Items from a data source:
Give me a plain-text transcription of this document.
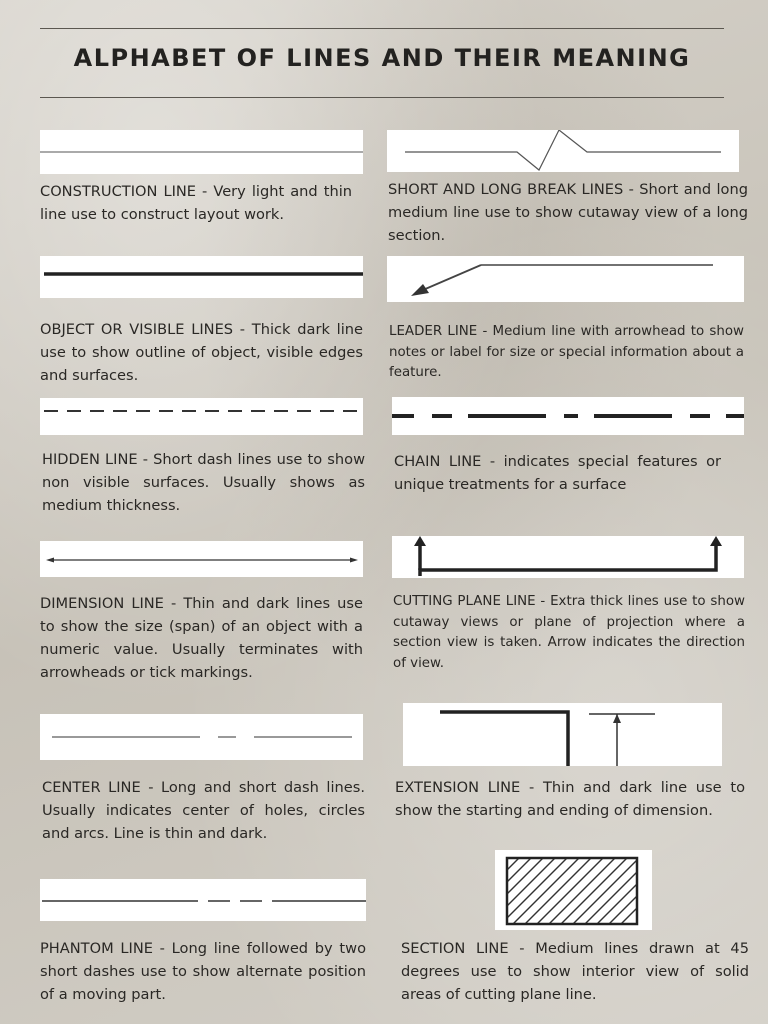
ALPHABET OF LINES AND THEIR MEANING
CONSTRUCTION LINE - Very light and thin line use to construct layout work.
OBJECT OR VISIBLE LINES - Thick dark line use to show outline of object, visible edges and surfaces.
HIDDEN LINE - Short dash lines use to show non visible surfaces. Usually shows as medium thickness.
DIMENSION LINE - Thin and dark lines use to show the size (span) of an object with a numeric value. Usually terminates with arrowheads or tick markings.
CENTER LINE - Long and short dash lines. Usually indicates center of holes, circles and arcs. Line is thin and dark.
PHANTOM LINE - Long line followed by two short dashes use to show alternate position of a moving part.
SHORT AND LONG BREAK LINES - Short and long medium line use to show cutaway view of a long section.
LEADER LINE - Medium line with arrowhead to show notes or label for size or special information about a feature.
CHAIN LINE - indicates special features or unique treatments for a surface
CUTTING PLANE LINE - Extra thick lines use to show cutaway views or plane of projection where a section view is taken. Arrow indicates the direction of view.
EXTENSION LINE - Thin and dark line use to show the starting and ending of dimension.
SECTION LINE - Medium lines drawn at 45 degrees use to show interior view of solid areas of cutting plane line.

WRITTEN PROBLEM - Please repeat the entries exactly. Do not include the pictures.

RESULT OF THIS TASK -
Give me a plain-text transcription of this document.
ALPHABET OF LINES AND THEIR MEANING
CONSTRUCTION LINE - Very light and thin line use to construct layout work.
OBJECT OR VISIBLE LINES - Thick dark line use to show outline of object, visible edges and surfaces.
HIDDEN LINE - Short dash lines use to show non visible surfaces. Usually shows as medium thickness.
DIMENSION LINE - Thin and dark lines use to show the size (span) of an object with a numeric value. Usually terminates with arrowheads or tick markings.
CENTER LINE - Long and short dash lines. Usually indicates center of holes, circles and arcs. Line is thin and dark.
PHANTOM LINE - Long line followed by two short dashes use to show alternate position of a moving part.
SHORT AND LONG BREAK LINES - Short and long medium line use to show cutaway view of a long section.
LEADER LINE - Medium line with arrowhead to show notes or label for size or special information about a feature.
CHAIN LINE - indicates special features or unique treatments for a surface
CUTTING PLANE LINE - Extra thick lines use to show cutaway views or plane of projection where a section view is taken. Arrow indicates the direction of view.
EXTENSION LINE - Thin and dark line use to show the starting and ending of dimension.
SECTION LINE - Medium lines drawn at 45 degrees use to show interior view of solid areas of cutting plane line.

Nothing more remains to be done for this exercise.